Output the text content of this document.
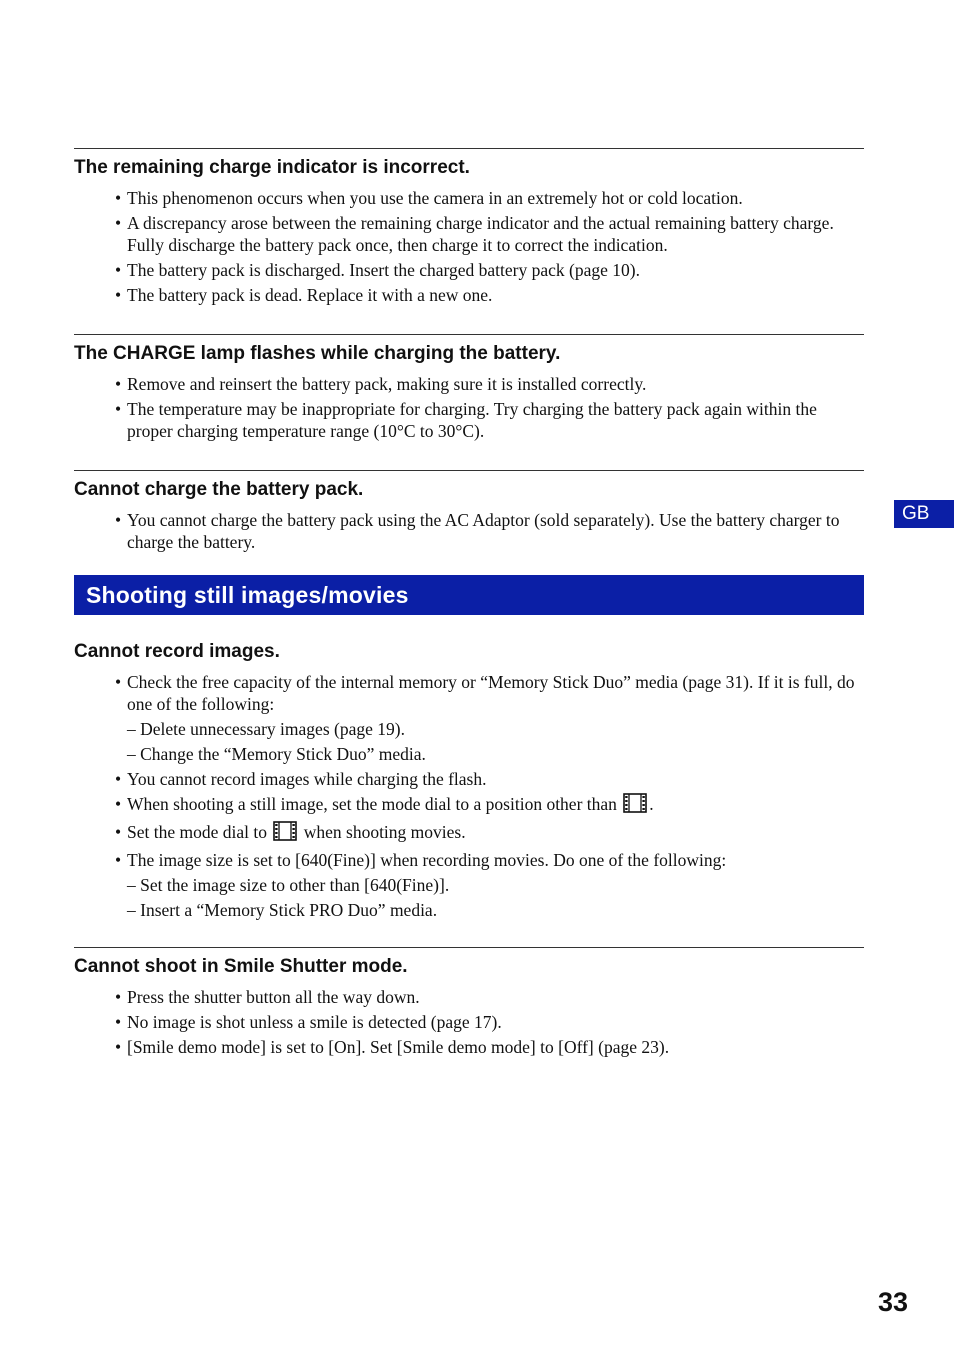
The remaining charge indicator is incorrect.
• This phenomenon occurs when you use the camera in an extremely hot or cold location.
• A discrepancy arose between the remaining charge indicator and the actual remaining battery charge. Fully discharge the battery pack once, then charge it to correct the indication.
• The battery pack is discharged. Insert the charged battery pack (page 10).
• The battery pack is dead. Replace it with a new one.
The CHARGE lamp flashes while charging the battery.
• Remove and reinsert the battery pack, making sure it is installed correctly.
• The temperature may be inappropriate for charging. Try charging the battery pack again within the proper charging temperature range (10°C to 30°C).
Cannot charge the battery pack.
• You cannot charge the battery pack using the AC Adaptor (sold separately). Use the battery charger to charge the battery.
Shooting still images/movies
Cannot record images.
• Check the free capacity of the internal memory or “Memory Stick Duo” media (page 31). If it is full, do one of the following:
– Delete unnecessary images (page 19).
– Change the “Memory Stick Duo” media.
• You cannot record images while charging the flash.
• When shooting a still image, set the mode dial to a position other than .
• Set the mode dial to  when shooting movies.
• The image size is set to [640(Fine)] when recording movies. Do one of the following:
– Set the image size to other than [640(Fine)].
– Insert a “Memory Stick PRO Duo” media.
Cannot shoot in Smile Shutter mode.
• Press the shutter button all the way down.
• No image is shot unless a smile is detected (page 17).
• [Smile demo mode] is set to [On]. Set [Smile demo mode] to [Off] (page 23).
GB
33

Problem to solve: Pick out and copy the lines of the entries that hold the string "size".

The solution:
• The image size is set to [640(Fine)] when recording movies. Do one of the following:
– Set the image size to other than [640(Fine)].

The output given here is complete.